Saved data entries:
━━━━━━
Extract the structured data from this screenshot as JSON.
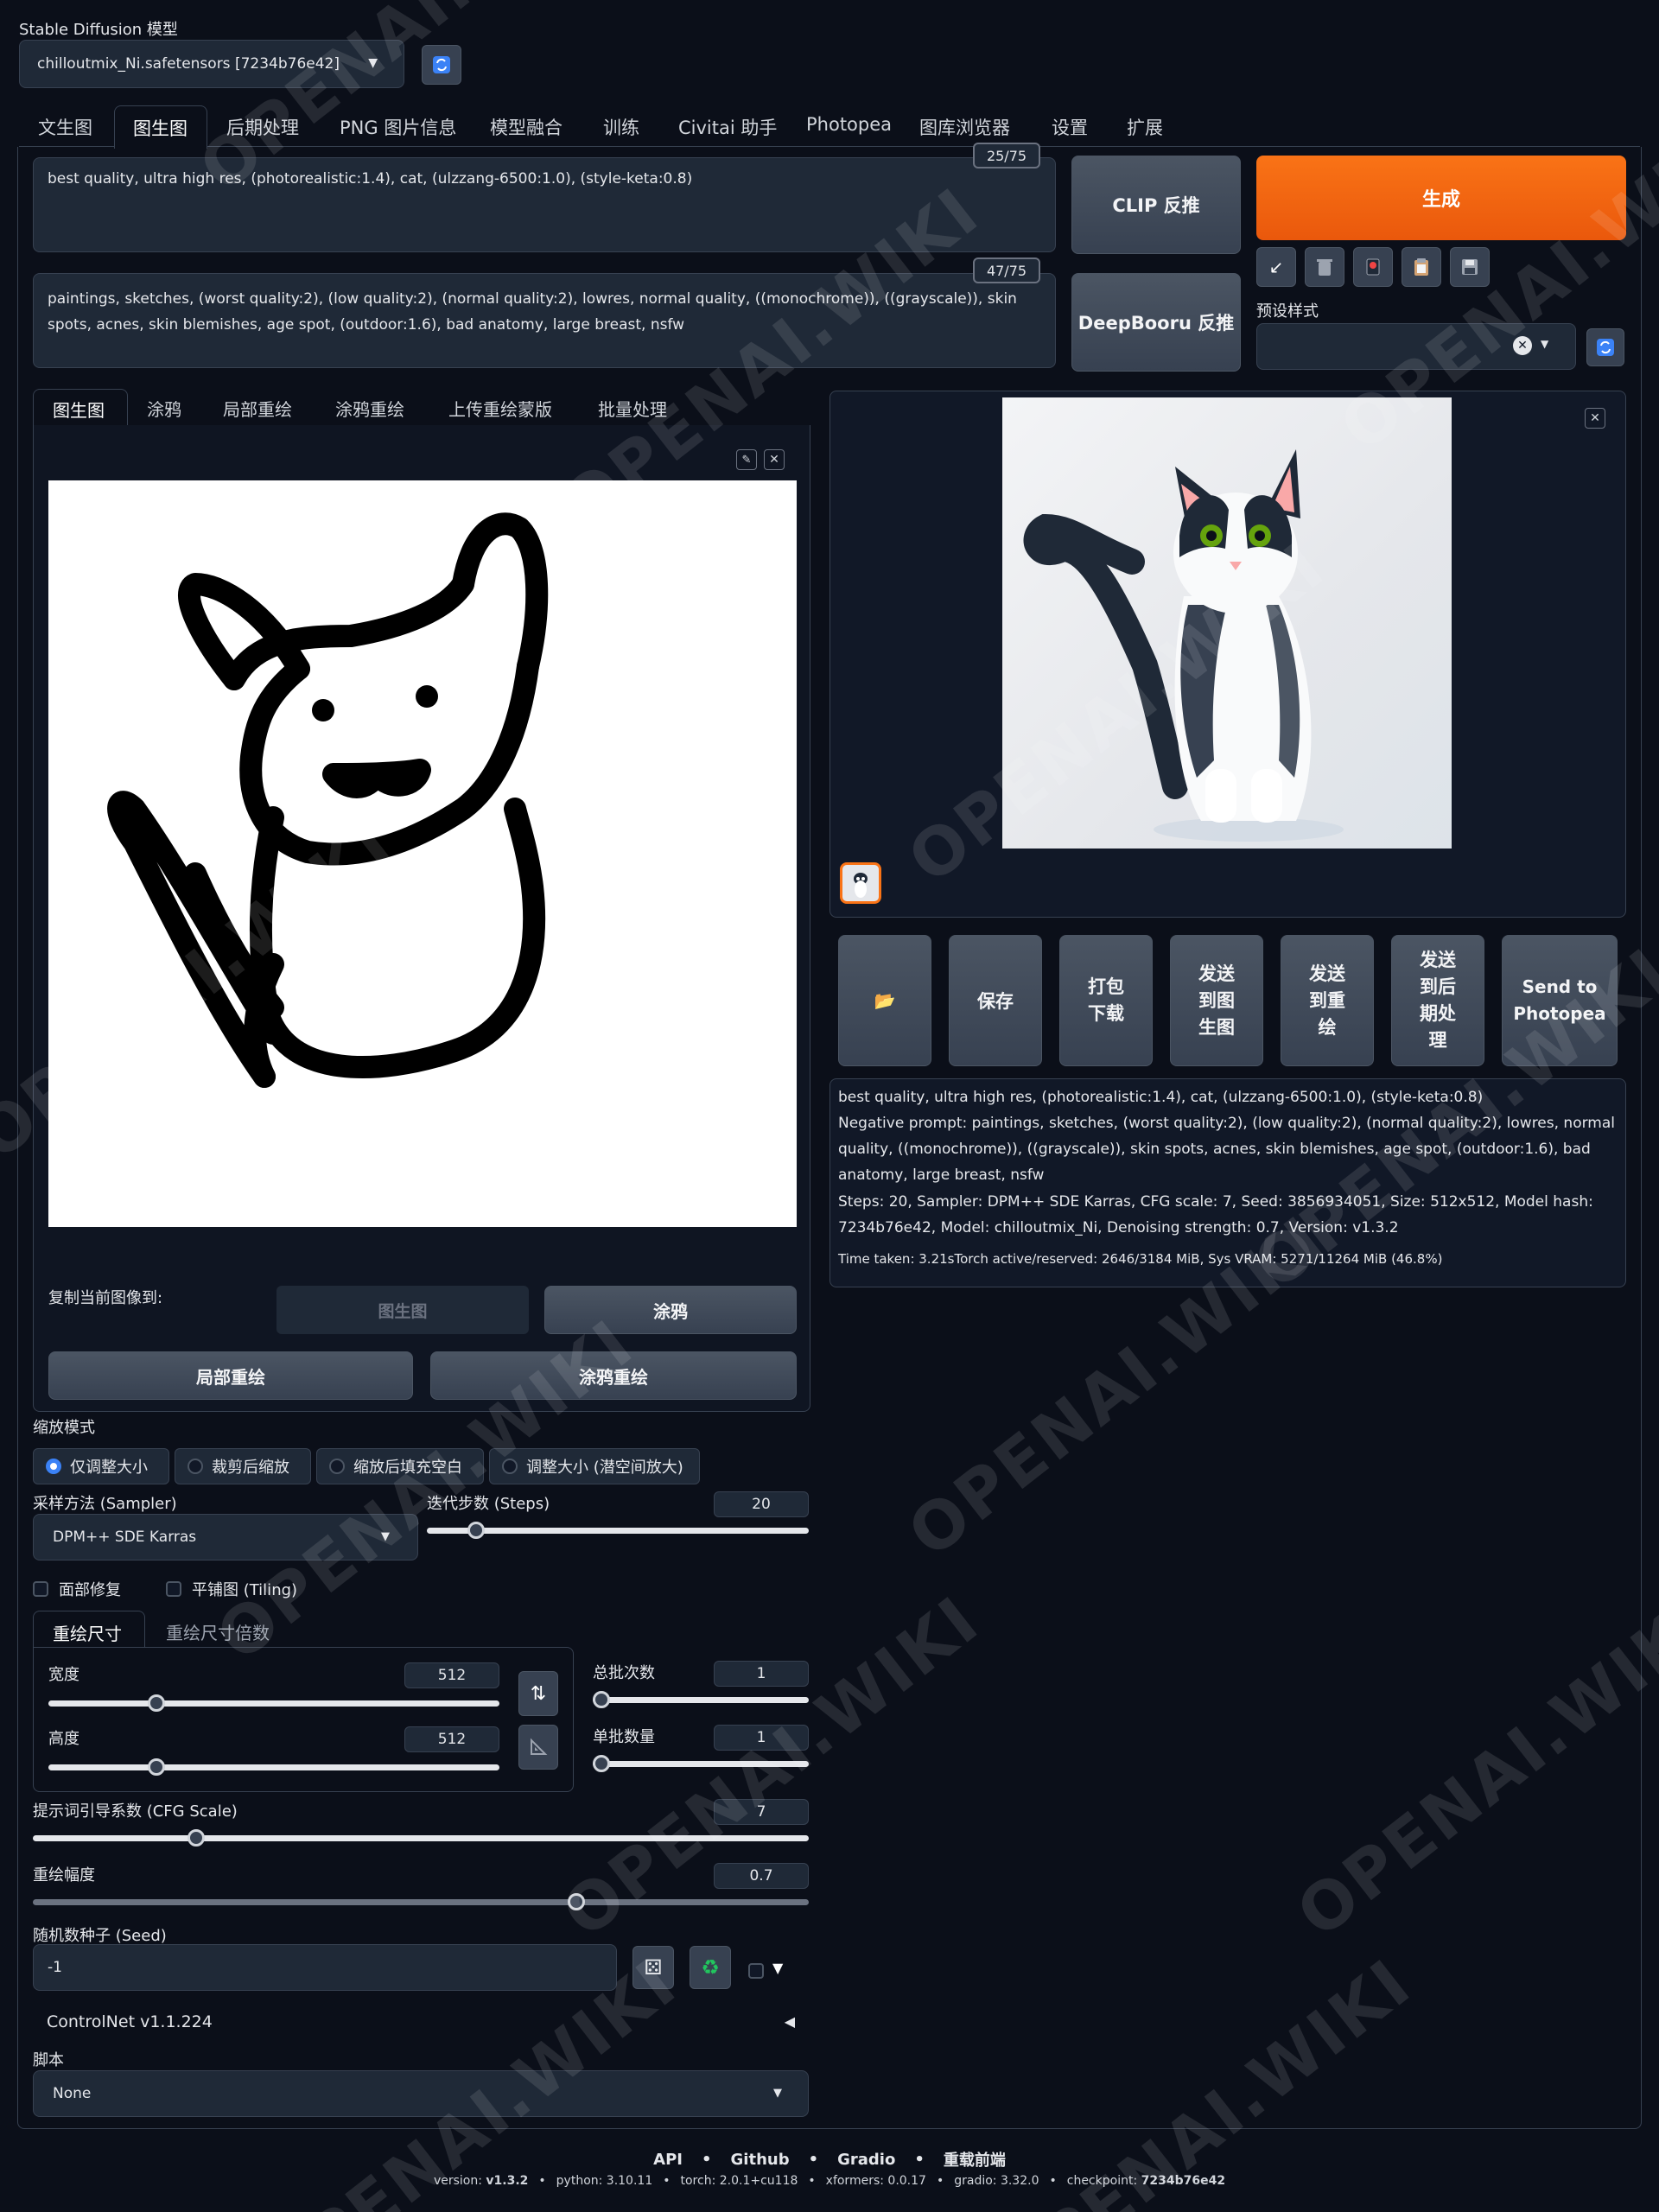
{
  "model": {
    "label": "Stable Diffusion 模型",
    "selected": "chilloutmix_Ni.safetensors [7234b76e42]"
  },
  "main_tabs": [
    "文生图",
    "图生图",
    "后期处理",
    "PNG 图片信息",
    "模型融合",
    "训练",
    "Civitai 助手",
    "Photopea",
    "图库浏览器",
    "设置",
    "扩展"
  ],
  "prompt": {
    "text": "best quality, ultra high res, (photorealistic:1.4), cat, (ulzzang-6500:1.0),  (style-keta:0.8)",
    "counter": "25/75"
  },
  "negative_prompt": {
    "text": "paintings, sketches, (worst quality:2), (low quality:2), (normal quality:2), lowres, normal quality, ((monochrome)), ((grayscale)), skin spots, acnes, skin blemishes, age spot, (outdoor:1.6), bad anatomy, large breast, nsfw",
    "counter": "47/75"
  },
  "buttons": {
    "clip": "CLIP 反推",
    "deepbooru": "DeepBooru 反推",
    "generate": "生成",
    "styles_label": "预设样式"
  },
  "img_tabs": [
    "图生图",
    "涂鸦",
    "局部重绘",
    "涂鸦重绘",
    "上传重绘蒙版",
    "批量处理"
  ],
  "copy_to": {
    "label": "复制当前图像到:",
    "img2img": "图生图",
    "sketch": "涂鸦",
    "inpaint": "局部重绘",
    "inpaint_sketch": "涂鸦重绘"
  },
  "resize_mode": {
    "label": "缩放模式",
    "options": [
      "仅调整大小",
      "裁剪后缩放",
      "缩放后填充空白",
      "调整大小 (潜空间放大)"
    ],
    "selected_index": 0
  },
  "sampler": {
    "label": "采样方法 (Sampler)",
    "value": "DPM++ SDE Karras"
  },
  "steps": {
    "label": "迭代步数 (Steps)",
    "value": "20",
    "fraction": 0.13
  },
  "checkboxes": [
    "面部修复",
    "平铺图 (Tiling)"
  ],
  "size_tabs": [
    "重绘尺寸",
    "重绘尺寸倍数"
  ],
  "width": {
    "label": "宽度",
    "value": "512",
    "fraction": 0.24
  },
  "height": {
    "label": "高度",
    "value": "512",
    "fraction": 0.24
  },
  "batch_count": {
    "label": "总批次数",
    "value": "1",
    "fraction": 0.0
  },
  "batch_size": {
    "label": "单批数量",
    "value": "1",
    "fraction": 0.0
  },
  "cfg": {
    "label": "提示词引导系数 (CFG Scale)",
    "value": "7",
    "fraction": 0.21
  },
  "denoise": {
    "label": "重绘幅度",
    "value": "0.7",
    "fraction": 0.7
  },
  "seed": {
    "label": "随机数种子 (Seed)",
    "value": "-1"
  },
  "controlnet": {
    "label": "ControlNet v1.1.224"
  },
  "script": {
    "label": "脚本",
    "value": "None"
  },
  "output_buttons": [
    "📂",
    "保存",
    "打包\n下载",
    "发送\n到图\n生图",
    "发送\n到重\n绘",
    "发送\n到后\n期处\n理",
    "Send to\nPhotopea"
  ],
  "info": {
    "prompt": "best quality, ultra high res, (photorealistic:1.4), cat, (ulzzang-6500:1.0), (style-keta:0.8)",
    "negative": "Negative prompt: paintings, sketches, (worst quality:2), (low quality:2), (normal quality:2), lowres, normal quality, ((monochrome)), ((grayscale)), skin spots, acnes, skin blemishes, age spot, (outdoor:1.6), bad anatomy, large breast, nsfw",
    "params": "Steps: 20, Sampler: DPM++ SDE Karras, CFG scale: 7, Seed: 3856934051, Size: 512x512, Model hash: 7234b76e42, Model: chilloutmix_Ni, Denoising strength: 0.7, Version: v1.3.2",
    "time": "Time taken: 3.21sTorch active/reserved: 2646/3184 MiB, Sys VRAM: 5271/11264 MiB (46.8%)"
  },
  "footer": {
    "links": [
      "API",
      "Github",
      "Gradio",
      "重载前端"
    ],
    "version_prefix": "version: ",
    "version": "v1.3.2",
    "python": "python: 3.10.11",
    "torch": "torch: 2.0.1+cu118",
    "xformers": "xformers: 0.0.17",
    "gradio": "gradio: 3.32.0",
    "checkpoint_prefix": "checkpoint: ",
    "checkpoint": "7234b76e42"
  },
  "watermark": "OPENAI.WIKI",
  "colors": {
    "generate": "#f97316",
    "bg": "#0b0f19",
    "accent": "#3b82f6"
  }
}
━━━━━━
Identify each line in the entries with the word "fraction" and copy it.

Final result
    "fraction": 0.13
    "fraction": 0.24
    "fraction": 0.24
    "fraction": 0.0
    "fraction": 0.0
    "fraction": 0.21
    "fraction": 0.7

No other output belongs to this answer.